(Stored data)
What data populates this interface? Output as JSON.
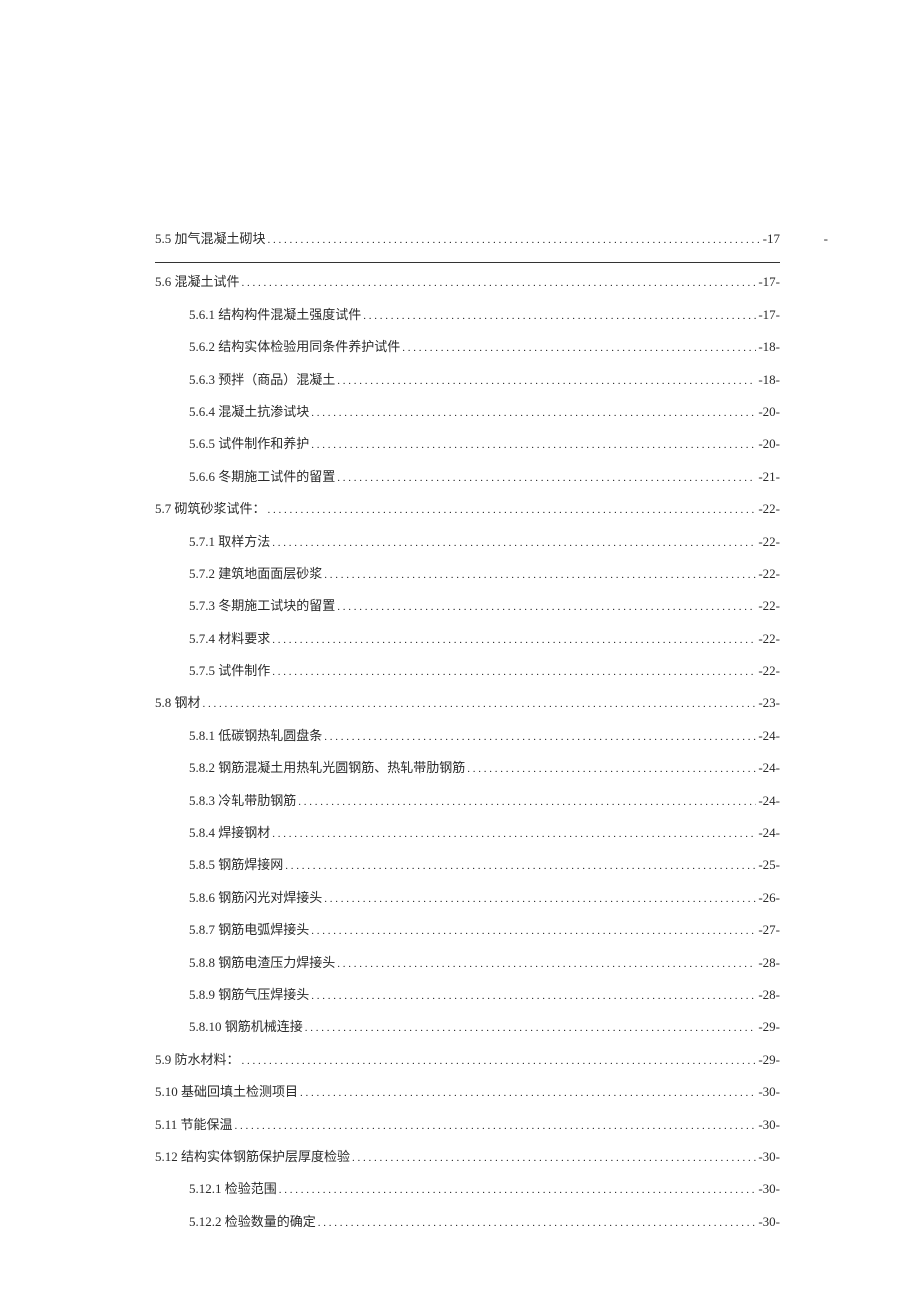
{
  "toc": [
    {
      "level": 1,
      "num": "5.5",
      "title": "加气混凝土砌块",
      "page": "-17",
      "first_special": true
    },
    {
      "level": 1,
      "num": "5.6",
      "title": "混凝土试件",
      "page": "-17-"
    },
    {
      "level": 2,
      "num": "5.6.1",
      "title": "结构构件混凝土强度试件",
      "page": "-17-"
    },
    {
      "level": 2,
      "num": "5.6.2",
      "title": "结构实体检验用同条件养护试件",
      "page": "-18-"
    },
    {
      "level": 2,
      "num": "5.6.3",
      "title": "预拌（商品）混凝土",
      "page": "-18-"
    },
    {
      "level": 2,
      "num": "5.6.4",
      "title": "混凝土抗渗试块",
      "page": "-20-"
    },
    {
      "level": 2,
      "num": "5.6.5",
      "title": "试件制作和养护",
      "page": "-20-"
    },
    {
      "level": 2,
      "num": "5.6.6",
      "title": "冬期施工试件的留置",
      "page": "-21-"
    },
    {
      "level": 1,
      "num": "5.7",
      "title": "砌筑砂浆试件：",
      "page": "-22-"
    },
    {
      "level": 2,
      "num": "5.7.1",
      "title": "取样方法",
      "page": "-22-"
    },
    {
      "level": 2,
      "num": "5.7.2",
      "title": "建筑地面面层砂浆",
      "page": "-22-"
    },
    {
      "level": 2,
      "num": "5.7.3",
      "title": "冬期施工试块的留置",
      "page": "-22-"
    },
    {
      "level": 2,
      "num": "5.7.4",
      "title": "材料要求",
      "page": "-22-"
    },
    {
      "level": 2,
      "num": "5.7.5",
      "title": "试件制作",
      "page": "-22-"
    },
    {
      "level": 1,
      "num": "5.8",
      "title": "钢材",
      "page": "-23-"
    },
    {
      "level": 2,
      "num": "5.8.1",
      "title": "低碳钢热轧圆盘条",
      "page": "-24-"
    },
    {
      "level": 2,
      "num": "5.8.2",
      "title": "钢筋混凝土用热轧光圆钢筋、热轧带肋钢筋",
      "page": "-24-"
    },
    {
      "level": 2,
      "num": "5.8.3",
      "title": "冷轧带肋钢筋",
      "page": "-24-"
    },
    {
      "level": 2,
      "num": "5.8.4",
      "title": "焊接钢材",
      "page": "-24-"
    },
    {
      "level": 2,
      "num": "5.8.5",
      "title": "钢筋焊接网",
      "page": "-25-"
    },
    {
      "level": 2,
      "num": "5.8.6",
      "title": "钢筋闪光对焊接头",
      "page": "-26-"
    },
    {
      "level": 2,
      "num": "5.8.7",
      "title": "钢筋电弧焊接头",
      "page": "-27-"
    },
    {
      "level": 2,
      "num": "5.8.8",
      "title": "钢筋电渣压力焊接头",
      "page": "-28-"
    },
    {
      "level": 2,
      "num": "5.8.9",
      "title": "钢筋气压焊接头",
      "page": "-28-"
    },
    {
      "level": 2,
      "num": "5.8.10",
      "title": "钢筋机械连接",
      "page": "-29-"
    },
    {
      "level": 1,
      "num": "5.9",
      "title": "防水材料：",
      "page": "-29-"
    },
    {
      "level": 1,
      "num": "5.10",
      "title": "基础回填土检测项目",
      "page": "-30-"
    },
    {
      "level": 1,
      "num": "5.11",
      "title": "节能保温",
      "page": "-30-"
    },
    {
      "level": 1,
      "num": "5.12",
      "title": "结构实体钢筋保护层厚度检验",
      "page": "-30-"
    },
    {
      "level": 2,
      "num": "5.12.1",
      "title": "检验范围",
      "page": "-30-"
    },
    {
      "level": 2,
      "num": "5.12.2",
      "title": "检验数量的确定",
      "page": "-30-"
    }
  ],
  "trail_dash": "-"
}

> [THE TASK] Without the pictures, write out every entry precisely as it appears.

> [WORKED SOLUTION]
What data populates this interface? Output as JSON.
{
  "toc": [
    {
      "level": 1,
      "num": "5.5",
      "title": "加气混凝土砌块",
      "page": "-17",
      "first_special": true
    },
    {
      "level": 1,
      "num": "5.6",
      "title": "混凝土试件",
      "page": "-17-"
    },
    {
      "level": 2,
      "num": "5.6.1",
      "title": "结构构件混凝土强度试件",
      "page": "-17-"
    },
    {
      "level": 2,
      "num": "5.6.2",
      "title": "结构实体检验用同条件养护试件",
      "page": "-18-"
    },
    {
      "level": 2,
      "num": "5.6.3",
      "title": "预拌（商品）混凝土",
      "page": "-18-"
    },
    {
      "level": 2,
      "num": "5.6.4",
      "title": "混凝土抗渗试块",
      "page": "-20-"
    },
    {
      "level": 2,
      "num": "5.6.5",
      "title": "试件制作和养护",
      "page": "-20-"
    },
    {
      "level": 2,
      "num": "5.6.6",
      "title": "冬期施工试件的留置",
      "page": "-21-"
    },
    {
      "level": 1,
      "num": "5.7",
      "title": "砌筑砂浆试件：",
      "page": "-22-"
    },
    {
      "level": 2,
      "num": "5.7.1",
      "title": "取样方法",
      "page": "-22-"
    },
    {
      "level": 2,
      "num": "5.7.2",
      "title": "建筑地面面层砂浆",
      "page": "-22-"
    },
    {
      "level": 2,
      "num": "5.7.3",
      "title": "冬期施工试块的留置",
      "page": "-22-"
    },
    {
      "level": 2,
      "num": "5.7.4",
      "title": "材料要求",
      "page": "-22-"
    },
    {
      "level": 2,
      "num": "5.7.5",
      "title": "试件制作",
      "page": "-22-"
    },
    {
      "level": 1,
      "num": "5.8",
      "title": "钢材",
      "page": "-23-"
    },
    {
      "level": 2,
      "num": "5.8.1",
      "title": "低碳钢热轧圆盘条",
      "page": "-24-"
    },
    {
      "level": 2,
      "num": "5.8.2",
      "title": "钢筋混凝土用热轧光圆钢筋、热轧带肋钢筋",
      "page": "-24-"
    },
    {
      "level": 2,
      "num": "5.8.3",
      "title": "冷轧带肋钢筋",
      "page": "-24-"
    },
    {
      "level": 2,
      "num": "5.8.4",
      "title": "焊接钢材",
      "page": "-24-"
    },
    {
      "level": 2,
      "num": "5.8.5",
      "title": "钢筋焊接网",
      "page": "-25-"
    },
    {
      "level": 2,
      "num": "5.8.6",
      "title": "钢筋闪光对焊接头",
      "page": "-26-"
    },
    {
      "level": 2,
      "num": "5.8.7",
      "title": "钢筋电弧焊接头",
      "page": "-27-"
    },
    {
      "level": 2,
      "num": "5.8.8",
      "title": "钢筋电渣压力焊接头",
      "page": "-28-"
    },
    {
      "level": 2,
      "num": "5.8.9",
      "title": "钢筋气压焊接头",
      "page": "-28-"
    },
    {
      "level": 2,
      "num": "5.8.10",
      "title": "钢筋机械连接",
      "page": "-29-"
    },
    {
      "level": 1,
      "num": "5.9",
      "title": "防水材料：",
      "page": "-29-"
    },
    {
      "level": 1,
      "num": "5.10",
      "title": "基础回填土检测项目",
      "page": "-30-"
    },
    {
      "level": 1,
      "num": "5.11",
      "title": "节能保温",
      "page": "-30-"
    },
    {
      "level": 1,
      "num": "5.12",
      "title": "结构实体钢筋保护层厚度检验",
      "page": "-30-"
    },
    {
      "level": 2,
      "num": "5.12.1",
      "title": "检验范围",
      "page": "-30-"
    },
    {
      "level": 2,
      "num": "5.12.2",
      "title": "检验数量的确定",
      "page": "-30-"
    }
  ],
  "trail_dash": "-"
}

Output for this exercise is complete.